YOUR INSTRUCTIONS =
Each entry that follows must be output without any deviation.
## Begin
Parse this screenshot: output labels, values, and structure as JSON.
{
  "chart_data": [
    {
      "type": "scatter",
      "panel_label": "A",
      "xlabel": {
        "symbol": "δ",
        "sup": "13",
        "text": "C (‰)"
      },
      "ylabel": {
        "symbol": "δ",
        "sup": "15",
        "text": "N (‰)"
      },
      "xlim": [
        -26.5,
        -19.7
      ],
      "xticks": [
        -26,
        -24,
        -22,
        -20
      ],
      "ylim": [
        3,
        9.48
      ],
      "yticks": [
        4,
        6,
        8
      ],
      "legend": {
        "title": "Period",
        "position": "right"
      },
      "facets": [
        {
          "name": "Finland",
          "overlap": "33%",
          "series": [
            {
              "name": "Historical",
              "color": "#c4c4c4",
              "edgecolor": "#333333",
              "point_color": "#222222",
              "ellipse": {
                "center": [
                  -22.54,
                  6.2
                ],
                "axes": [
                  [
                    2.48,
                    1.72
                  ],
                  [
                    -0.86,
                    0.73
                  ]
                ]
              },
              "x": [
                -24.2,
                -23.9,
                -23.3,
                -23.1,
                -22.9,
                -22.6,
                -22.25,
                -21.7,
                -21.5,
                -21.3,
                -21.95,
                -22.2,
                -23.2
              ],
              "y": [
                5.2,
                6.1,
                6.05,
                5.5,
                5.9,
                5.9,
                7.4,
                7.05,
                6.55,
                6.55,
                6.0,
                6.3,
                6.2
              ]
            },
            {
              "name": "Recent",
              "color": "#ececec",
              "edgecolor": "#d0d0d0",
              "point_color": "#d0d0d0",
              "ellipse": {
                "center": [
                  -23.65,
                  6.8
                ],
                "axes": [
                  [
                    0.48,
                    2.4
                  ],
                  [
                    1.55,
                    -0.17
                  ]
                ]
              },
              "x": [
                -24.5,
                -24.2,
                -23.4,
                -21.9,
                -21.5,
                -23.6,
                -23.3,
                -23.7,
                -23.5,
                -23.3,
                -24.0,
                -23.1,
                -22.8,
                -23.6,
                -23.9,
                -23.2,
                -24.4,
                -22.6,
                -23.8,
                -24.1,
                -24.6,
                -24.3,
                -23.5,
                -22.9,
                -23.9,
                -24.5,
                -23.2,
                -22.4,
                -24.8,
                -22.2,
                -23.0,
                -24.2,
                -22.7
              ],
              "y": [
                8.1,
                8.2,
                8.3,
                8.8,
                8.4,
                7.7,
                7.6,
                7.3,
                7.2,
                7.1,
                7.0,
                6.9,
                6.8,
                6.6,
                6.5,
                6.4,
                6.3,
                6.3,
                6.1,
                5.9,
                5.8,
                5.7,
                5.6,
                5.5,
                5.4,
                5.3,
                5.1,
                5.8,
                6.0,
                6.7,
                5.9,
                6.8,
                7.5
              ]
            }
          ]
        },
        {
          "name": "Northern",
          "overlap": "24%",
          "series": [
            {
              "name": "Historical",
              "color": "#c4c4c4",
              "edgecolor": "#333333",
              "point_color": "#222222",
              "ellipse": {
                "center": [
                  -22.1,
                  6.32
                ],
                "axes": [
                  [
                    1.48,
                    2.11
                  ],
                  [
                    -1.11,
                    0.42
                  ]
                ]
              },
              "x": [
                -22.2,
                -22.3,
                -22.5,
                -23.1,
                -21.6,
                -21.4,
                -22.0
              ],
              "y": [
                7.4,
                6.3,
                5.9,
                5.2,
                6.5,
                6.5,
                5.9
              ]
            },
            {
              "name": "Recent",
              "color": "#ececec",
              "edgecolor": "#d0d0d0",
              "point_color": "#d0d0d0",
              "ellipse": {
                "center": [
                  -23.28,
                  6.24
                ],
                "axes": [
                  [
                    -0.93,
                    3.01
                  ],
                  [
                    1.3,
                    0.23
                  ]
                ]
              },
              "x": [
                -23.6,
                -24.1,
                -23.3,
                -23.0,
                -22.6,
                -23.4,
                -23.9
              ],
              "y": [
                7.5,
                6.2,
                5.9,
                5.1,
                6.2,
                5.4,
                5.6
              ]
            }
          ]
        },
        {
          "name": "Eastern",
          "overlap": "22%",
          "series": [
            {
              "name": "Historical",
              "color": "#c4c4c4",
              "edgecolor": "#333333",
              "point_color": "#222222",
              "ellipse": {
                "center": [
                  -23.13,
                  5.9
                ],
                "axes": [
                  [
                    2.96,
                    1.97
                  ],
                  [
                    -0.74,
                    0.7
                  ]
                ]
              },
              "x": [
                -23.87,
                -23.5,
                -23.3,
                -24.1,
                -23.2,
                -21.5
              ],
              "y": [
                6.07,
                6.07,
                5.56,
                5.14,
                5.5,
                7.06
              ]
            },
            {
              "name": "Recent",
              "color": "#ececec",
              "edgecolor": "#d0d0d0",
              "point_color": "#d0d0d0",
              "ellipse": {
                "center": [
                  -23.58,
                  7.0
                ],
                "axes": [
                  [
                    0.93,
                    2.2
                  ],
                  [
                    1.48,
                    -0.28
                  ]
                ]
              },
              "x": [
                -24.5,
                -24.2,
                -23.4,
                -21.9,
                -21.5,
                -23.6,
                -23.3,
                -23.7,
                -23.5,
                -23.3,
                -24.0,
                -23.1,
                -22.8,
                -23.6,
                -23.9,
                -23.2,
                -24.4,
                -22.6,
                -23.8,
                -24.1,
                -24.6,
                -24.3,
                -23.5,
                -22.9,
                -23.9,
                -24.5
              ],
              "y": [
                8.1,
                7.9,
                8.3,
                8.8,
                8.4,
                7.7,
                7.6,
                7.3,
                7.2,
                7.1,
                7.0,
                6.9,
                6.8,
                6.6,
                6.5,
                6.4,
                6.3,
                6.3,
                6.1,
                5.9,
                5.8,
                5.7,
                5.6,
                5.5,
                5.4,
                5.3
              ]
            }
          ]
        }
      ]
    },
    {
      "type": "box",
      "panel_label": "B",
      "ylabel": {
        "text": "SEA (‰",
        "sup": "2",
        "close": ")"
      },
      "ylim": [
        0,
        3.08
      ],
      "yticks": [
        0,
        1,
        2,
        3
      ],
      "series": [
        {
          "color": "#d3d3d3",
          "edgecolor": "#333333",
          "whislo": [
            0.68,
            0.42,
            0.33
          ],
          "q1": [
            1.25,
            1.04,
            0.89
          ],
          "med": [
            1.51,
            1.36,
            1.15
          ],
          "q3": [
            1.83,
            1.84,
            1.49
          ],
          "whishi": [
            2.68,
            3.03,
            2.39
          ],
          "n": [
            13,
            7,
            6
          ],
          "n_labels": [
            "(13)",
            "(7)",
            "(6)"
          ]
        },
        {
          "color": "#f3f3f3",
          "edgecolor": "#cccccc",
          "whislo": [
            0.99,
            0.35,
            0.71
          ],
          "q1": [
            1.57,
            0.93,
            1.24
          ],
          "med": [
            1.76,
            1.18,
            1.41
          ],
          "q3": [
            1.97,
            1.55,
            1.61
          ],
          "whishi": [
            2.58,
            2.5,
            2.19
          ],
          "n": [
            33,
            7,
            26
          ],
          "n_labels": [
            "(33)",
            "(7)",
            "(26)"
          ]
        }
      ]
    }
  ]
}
## End
CORRECT OUTPUT =
Parse this screenshot: output labels, values, and structure as JSON.
{
  "chart_data": [
    {
      "type": "scatter",
      "panel_label": "A",
      "xlabel": {
        "symbol": "δ",
        "sup": "13",
        "text": "C (‰)"
      },
      "ylabel": {
        "symbol": "δ",
        "sup": "15",
        "text": "N (‰)"
      },
      "xlim": [
        -26.5,
        -19.7
      ],
      "xticks": [
        -26,
        -24,
        -22,
        -20
      ],
      "ylim": [
        3,
        9.48
      ],
      "yticks": [
        4,
        6,
        8
      ],
      "legend": {
        "title": "Period",
        "position": "right"
      },
      "facets": [
        {
          "name": "Finland",
          "overlap": "33%",
          "series": [
            {
              "name": "Historical",
              "color": "#c4c4c4",
              "edgecolor": "#333333",
              "point_color": "#222222",
              "ellipse": {
                "center": [
                  -22.54,
                  6.2
                ],
                "axes": [
                  [
                    2.48,
                    1.72
                  ],
                  [
                    -0.86,
                    0.73
                  ]
                ]
              },
              "x": [
                -24.2,
                -23.9,
                -23.3,
                -23.1,
                -22.9,
                -22.6,
                -22.25,
                -21.7,
                -21.5,
                -21.3,
                -21.95,
                -22.2,
                -23.2
              ],
              "y": [
                5.2,
                6.1,
                6.05,
                5.5,
                5.9,
                5.9,
                7.4,
                7.05,
                6.55,
                6.55,
                6.0,
                6.3,
                6.2
              ]
            },
            {
              "name": "Recent",
              "color": "#ececec",
              "edgecolor": "#d0d0d0",
              "point_color": "#d0d0d0",
              "ellipse": {
                "center": [
                  -23.65,
                  6.8
                ],
                "axes": [
                  [
                    0.48,
                    2.4
                  ],
                  [
                    1.55,
                    -0.17
                  ]
                ]
              },
              "x": [
                -24.5,
                -24.2,
                -23.4,
                -21.9,
                -21.5,
                -23.6,
                -23.3,
                -23.7,
                -23.5,
                -23.3,
                -24.0,
                -23.1,
                -22.8,
                -23.6,
                -23.9,
                -23.2,
                -24.4,
                -22.6,
                -23.8,
                -24.1,
                -24.6,
                -24.3,
                -23.5,
                -22.9,
                -23.9,
                -24.5,
                -23.2,
                -22.4,
                -24.8,
                -22.2,
                -23.0,
                -24.2,
                -22.7
              ],
              "y": [
                8.1,
                8.2,
                8.3,
                8.8,
                8.4,
                7.7,
                7.6,
                7.3,
                7.2,
                7.1,
                7.0,
                6.9,
                6.8,
                6.6,
                6.5,
                6.4,
                6.3,
                6.3,
                6.1,
                5.9,
                5.8,
                5.7,
                5.6,
                5.5,
                5.4,
                5.3,
                5.1,
                5.8,
                6.0,
                6.7,
                5.9,
                6.8,
                7.5
              ]
            }
          ]
        },
        {
          "name": "Northern",
          "overlap": "24%",
          "series": [
            {
              "name": "Historical",
              "color": "#c4c4c4",
              "edgecolor": "#333333",
              "point_color": "#222222",
              "ellipse": {
                "center": [
                  -22.1,
                  6.32
                ],
                "axes": [
                  [
                    1.48,
                    2.11
                  ],
                  [
                    -1.11,
                    0.42
                  ]
                ]
              },
              "x": [
                -22.2,
                -22.3,
                -22.5,
                -23.1,
                -21.6,
                -21.4,
                -22.0
              ],
              "y": [
                7.4,
                6.3,
                5.9,
                5.2,
                6.5,
                6.5,
                5.9
              ]
            },
            {
              "name": "Recent",
              "color": "#ececec",
              "edgecolor": "#d0d0d0",
              "point_color": "#d0d0d0",
              "ellipse": {
                "center": [
                  -23.28,
                  6.24
                ],
                "axes": [
                  [
                    -0.93,
                    3.01
                  ],
                  [
                    1.3,
                    0.23
                  ]
                ]
              },
              "x": [
                -23.6,
                -24.1,
                -23.3,
                -23.0,
                -22.6,
                -23.4,
                -23.9
              ],
              "y": [
                7.5,
                6.2,
                5.9,
                5.1,
                6.2,
                5.4,
                5.6
              ]
            }
          ]
        },
        {
          "name": "Eastern",
          "overlap": "22%",
          "series": [
            {
              "name": "Historical",
              "color": "#c4c4c4",
              "edgecolor": "#333333",
              "point_color": "#222222",
              "ellipse": {
                "center": [
                  -23.13,
                  5.9
                ],
                "axes": [
                  [
                    2.96,
                    1.97
                  ],
                  [
                    -0.74,
                    0.7
                  ]
                ]
              },
              "x": [
                -23.87,
                -23.5,
                -23.3,
                -24.1,
                -23.2,
                -21.5
              ],
              "y": [
                6.07,
                6.07,
                5.56,
                5.14,
                5.5,
                7.06
              ]
            },
            {
              "name": "Recent",
              "color": "#ececec",
              "edgecolor": "#d0d0d0",
              "point_color": "#d0d0d0",
              "ellipse": {
                "center": [
                  -23.58,
                  7.0
                ],
                "axes": [
                  [
                    0.93,
                    2.2
                  ],
                  [
                    1.48,
                    -0.28
                  ]
                ]
              },
              "x": [
                -24.5,
                -24.2,
                -23.4,
                -21.9,
                -21.5,
                -23.6,
                -23.3,
                -23.7,
                -23.5,
                -23.3,
                -24.0,
                -23.1,
                -22.8,
                -23.6,
                -23.9,
                -23.2,
                -24.4,
                -22.6,
                -23.8,
                -24.1,
                -24.6,
                -24.3,
                -23.5,
                -22.9,
                -23.9,
                -24.5
              ],
              "y": [
                8.1,
                7.9,
                8.3,
                8.8,
                8.4,
                7.7,
                7.6,
                7.3,
                7.2,
                7.1,
                7.0,
                6.9,
                6.8,
                6.6,
                6.5,
                6.4,
                6.3,
                6.3,
                6.1,
                5.9,
                5.8,
                5.7,
                5.6,
                5.5,
                5.4,
                5.3
              ]
            }
          ]
        }
      ]
    },
    {
      "type": "box",
      "panel_label": "B",
      "ylabel": {
        "text": "SEA (‰",
        "sup": "2",
        "close": ")"
      },
      "ylim": [
        0,
        3.08
      ],
      "yticks": [
        0,
        1,
        2,
        3
      ],
      "series": [
        {
          "color": "#d3d3d3",
          "edgecolor": "#333333",
          "whislo": [
            0.68,
            0.42,
            0.33
          ],
          "q1": [
            1.25,
            1.04,
            0.89
          ],
          "med": [
            1.51,
            1.36,
            1.15
          ],
          "q3": [
            1.83,
            1.84,
            1.49
          ],
          "whishi": [
            2.68,
            3.03,
            2.39
          ],
          "n": [
            13,
            7,
            6
          ],
          "n_labels": [
            "(13)",
            "(7)",
            "(6)"
          ]
        },
        {
          "color": "#f3f3f3",
          "edgecolor": "#cccccc",
          "whislo": [
            0.99,
            0.35,
            0.71
          ],
          "q1": [
            1.57,
            0.93,
            1.24
          ],
          "med": [
            1.76,
            1.18,
            1.41
          ],
          "q3": [
            1.97,
            1.55,
            1.61
          ],
          "whishi": [
            2.58,
            2.5,
            2.19
          ],
          "n": [
            33,
            7,
            26
          ],
          "n_labels": [
            "(33)",
            "(7)",
            "(26)"
          ]
        }
      ]
    }
  ]
}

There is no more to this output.